%%
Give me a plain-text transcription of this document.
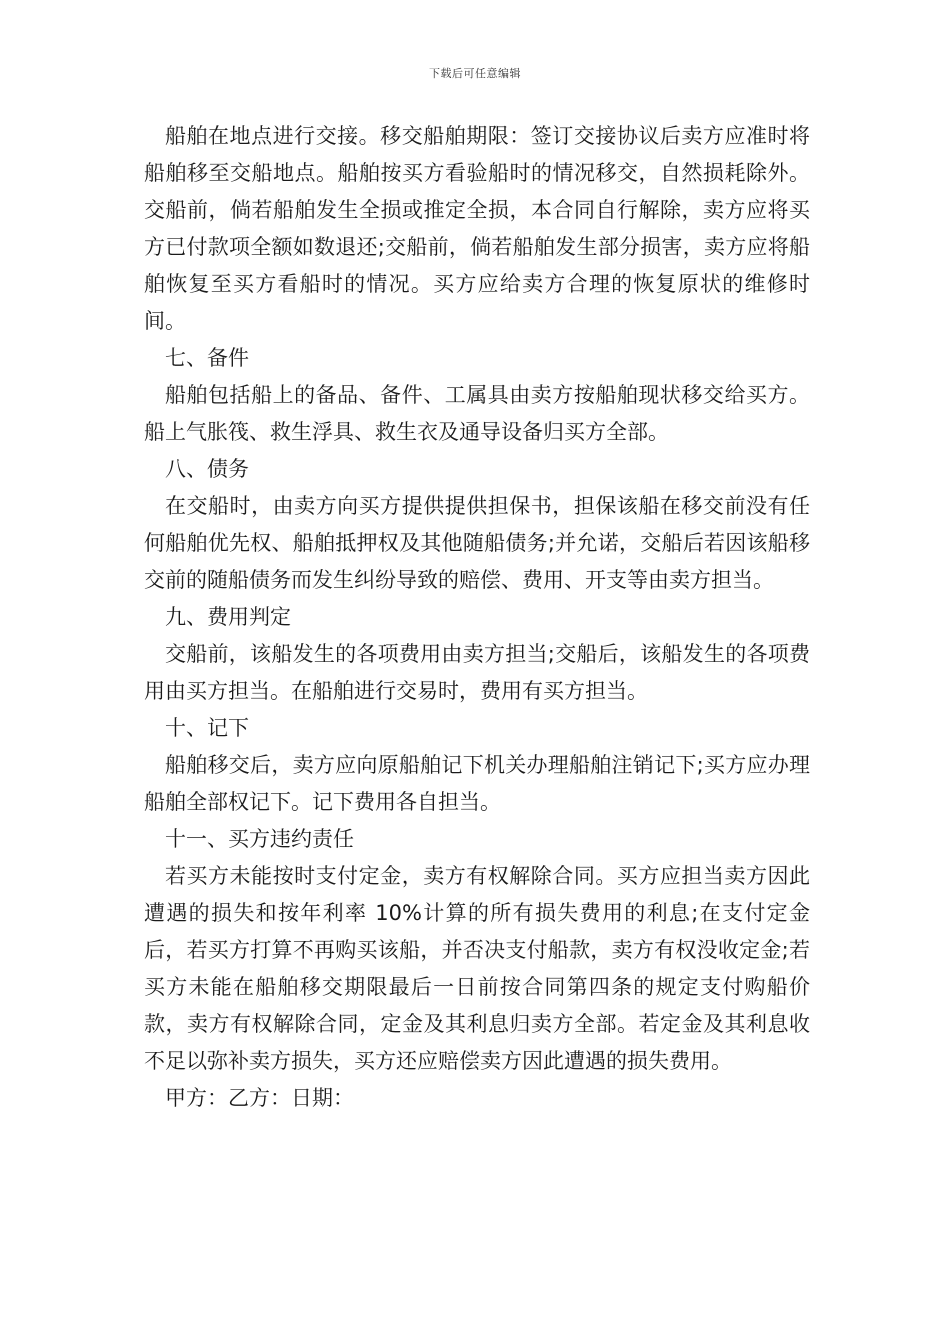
下载后可任意编辑

船舶在地点进行交接。移交船舶期限：签订交接协议后卖方应准时将船舶移至交船地点。船舶按买方看验船时的情况移交，自然损耗除外。交船前，倘若船舶发生全损或推定全损，本合同自行解除，卖方应将买方已付款项全额如数退还;交船前，倘若船舶发生部分损害，卖方应将船舶恢复至买方看船时的情况。买方应给卖方合理的恢复原状的维修时间。

七、备件

船舶包括船上的备品、备件、工属具由卖方按船舶现状移交给买方。船上气胀筏、救生浮具、救生衣及通导设备归买方全部。

八、债务

在交船时，由卖方向买方提供提供担保书，担保该船在移交前没有任何船舶优先权、船舶抵押权及其他随船债务;并允诺，交船后若因该船移交前的随船债务而发生纠纷导致的赔偿、费用、开支等由卖方担当。

九、费用判定

交船前，该船发生的各项费用由卖方担当;交船后，该船发生的各项费用由买方担当。在船舶进行交易时，费用有买方担当。

十、记下

船舶移交后，卖方应向原船舶记下机关办理船舶注销记下;买方应办理船舶全部权记下。记下费用各自担当。

十一、买方违约责任

若买方未能按时支付定金，卖方有权解除合同。买方应担当卖方因此遭遇的损失和按年利率 10%计算的所有损失费用的利息;在支付定金后，若买方打算不再购买该船，并否决支付船款，卖方有权没收定金;若买方未能在船舶移交期限最后一日前按合同第四条的规定支付购船价款，卖方有权解除合同，定金及其利息归卖方全部。若定金及其利息收不足以弥补卖方损失，买方还应赔偿卖方因此遭遇的损失费用。

甲方：乙方：日期：
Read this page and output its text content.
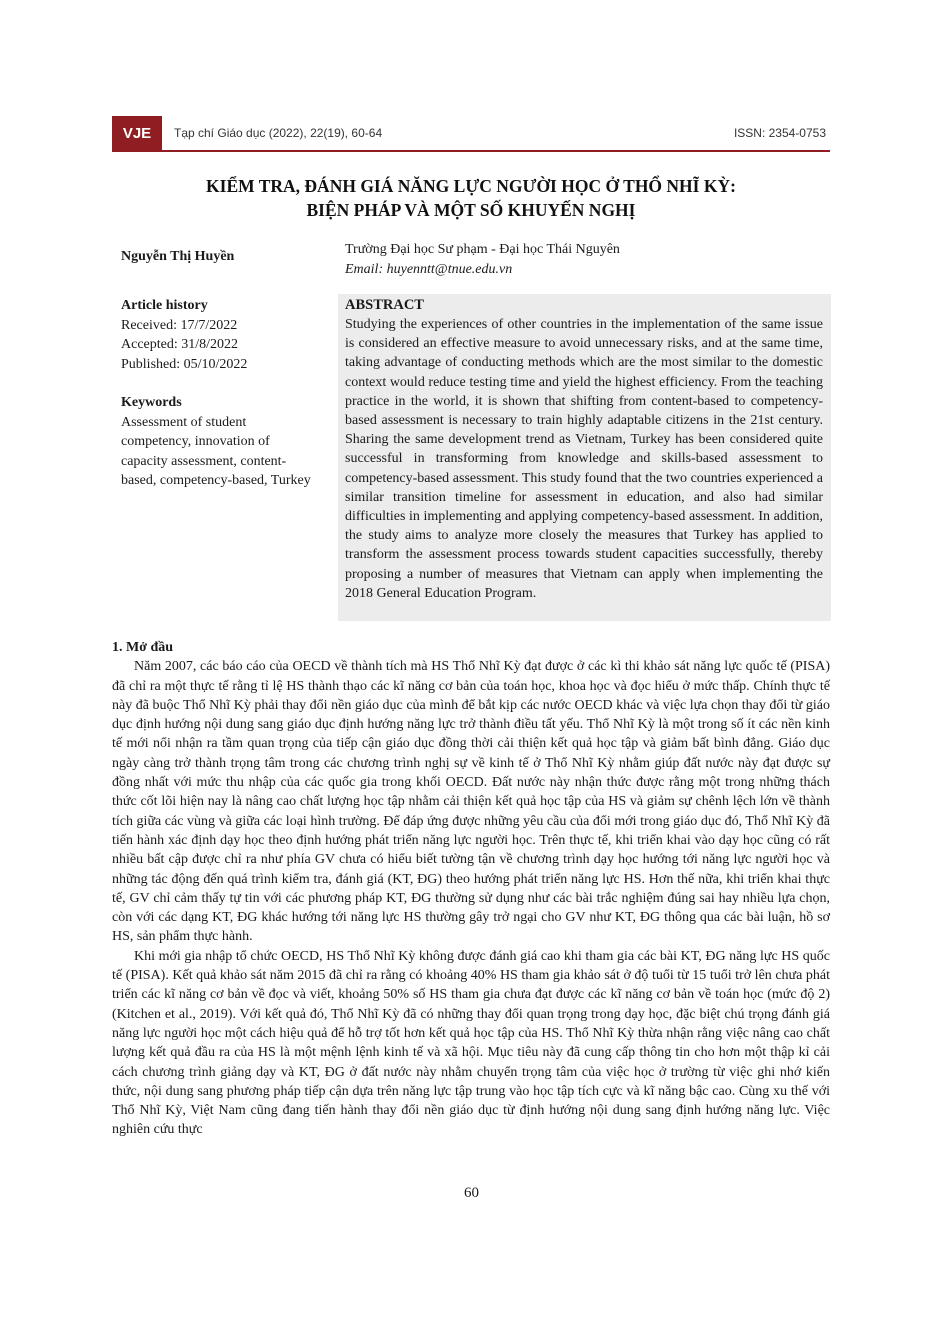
VJE	Tạp chí Giáo dục (2022), 22(19), 60-64	ISSN: 2354-0753
KIỂM TRA, ĐÁNH GIÁ NĂNG LỰC NGƯỜI HỌC Ở THỔ NHĨ KỲ:
BIỆN PHÁP VÀ MỘT SỐ KHUYẾN NGHỊ
Nguyễn Thị Huyền	Trường Đại học Sư phạm - Đại học Thái Nguyên
Email: huyenntt@tnue.edu.vn
Article history
Received: 17/7/2022
Accepted: 31/8/2022
Published: 05/10/2022
Keywords
Assessment of student competency, innovation of capacity assessment, content-based, competency-based, Turkey
ABSTRACT
Studying the experiences of other countries in the implementation of the same issue is considered an effective measure to avoid unnecessary risks, and at the same time, taking advantage of conducting methods which are the most similar to the domestic context would reduce testing time and yield the highest efficiency. From the teaching practice in the world, it is shown that shifting from content-based to competency-based assessment is necessary to train highly adaptable citizens in the 21st century. Sharing the same development trend as Vietnam, Turkey has been considered quite successful in transforming from knowledge and skills-based assessment to competency-based assessment. This study found that the two countries experienced a similar transition timeline for assessment in education, and also had similar difficulties in implementing and applying competency-based assessment. In addition, the study aims to analyze more closely the measures that Turkey has applied to transform the assessment process towards student capacities successfully, thereby proposing a number of measures that Vietnam can apply when implementing the 2018 General Education Program.
1. Mở đầu

Năm 2007, các báo cáo của OECD về thành tích mà HS Thổ Nhĩ Kỳ đạt được ở các kì thi khảo sát năng lực quốc tế (PISA) đã chỉ ra một thực tế rằng tỉ lệ HS thành thạo các kĩ năng cơ bản của toán học, khoa học và đọc hiểu ở mức thấp. Chính thực tế này đã buộc Thổ Nhĩ Kỳ phải thay đổi nền giáo dục của mình để bắt kịp các nước OECD khác và việc lựa chọn thay đổi từ giáo dục định hướng nội dung sang giáo dục định hướng năng lực trở thành điều tất yếu. Thổ Nhĩ Kỳ là một trong số ít các nền kinh tế mới nổi nhận ra tầm quan trọng của tiếp cận giáo dục đồng thời cải thiện kết quả học tập và giảm bất bình đẳng. Giáo dục ngày càng trở thành trọng tâm trong các chương trình nghị sự về kinh tế ở Thổ Nhĩ Kỳ nhằm giúp đất nước này đạt được sự đồng nhất với mức thu nhập của các quốc gia trong khối OECD. Đất nước này nhận thức được rằng một trong những thách thức cốt lõi hiện nay là nâng cao chất lượng học tập nhằm cải thiện kết quả học tập của HS và giảm sự chênh lệch lớn về thành tích giữa các vùng và giữa các loại hình trường. Để đáp ứng được những yêu cầu của đổi mới trong giáo dục đó, Thổ Nhĩ Kỳ đã tiến hành xác định dạy học theo định hướng phát triển năng lực người học. Trên thực tế, khi triển khai vào dạy học cũng có rất nhiều bất cập được chỉ ra như phía GV chưa có hiểu biết tường tận về chương trình dạy học hướng tới năng lực người học và những tác động đến quá trình kiểm tra, đánh giá (KT, ĐG) theo hướng phát triển năng lực HS. Hơn thế nữa, khi triển khai thực tế, GV chỉ cảm thấy tự tin với các phương pháp KT, ĐG thường sử dụng như các bài trắc nghiệm đúng sai hay nhiều lựa chọn, còn với các dạng KT, ĐG khác hướng tới năng lực HS thường gây trở ngại cho GV như KT, ĐG thông qua các bài luận, hồ sơ HS, sản phẩm thực hành.

Khi mới gia nhập tổ chức OECD, HS Thổ Nhĩ Kỳ không được đánh giá cao khi tham gia các bài KT, ĐG năng lực HS quốc tế (PISA). Kết quả khảo sát năm 2015 đã chỉ ra rằng có khoảng 40% HS tham gia khảo sát ở độ tuổi từ 15 tuổi trở lên chưa phát triển các kĩ năng cơ bản về đọc và viết, khoảng 50% số HS tham gia chưa đạt được các kĩ năng cơ bản về toán học (mức độ 2) (Kitchen et al., 2019). Với kết quả đó, Thổ Nhĩ Kỳ đã có những thay đổi quan trọng trong dạy học, đặc biệt chú trọng đánh giá năng lực người học một cách hiệu quả để hỗ trợ tốt hơn kết quả học tập của HS. Thổ Nhĩ Kỳ thừa nhận rằng việc nâng cao chất lượng kết quả đầu ra của HS là một mệnh lệnh kinh tế và xã hội. Mục tiêu này đã cung cấp thông tin cho hơn một thập kỉ cải cách chương trình giảng dạy và KT, ĐG ở đất nước này nhằm chuyển trọng tâm của việc học ở trường từ việc ghi nhớ kiến thức, nội dung sang phương pháp tiếp cận dựa trên năng lực tập trung vào học tập tích cực và kĩ năng bậc cao. Cùng xu thế với Thổ Nhĩ Kỳ, Việt Nam cũng đang tiến hành thay đổi nền giáo dục từ định hướng nội dung sang định hướng năng lực. Việc nghiên cứu thực

60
%%
**What is required**
Search the listing for the word "content". Copy every line in which it occurs.

**Complete output**
Read this page and output its text content.
Assessment of student competency, innovation of capacity assessment, content-based, competency-based, Turkey
Studying the experiences of other countries in the implementation of the same issue is considered an effective measure to avoid unnecessary risks, and at the same time, taking advantage of conducting methods which are the most similar to the domestic context would reduce testing time and yield the highest efficiency. From the teaching practice in the world, it is shown that shifting from content-based to competency-based assessment is necessary to train highly adaptable citizens in the 21st century. Sharing the same development trend as Vietnam, Turkey has been considered quite successful in transforming from knowledge and skills-based assessment to competency-based assessment. This study found that the two countries experienced a similar transition timeline for assessment in education, and also had similar difficulties in implementing and applying competency-based assessment. In addition, the study aims to analyze more closely the measures that Turkey has applied to transform the assessment process towards student capacities successfully, thereby proposing a number of measures that Vietnam can apply when implementing the 2018 General Education Program.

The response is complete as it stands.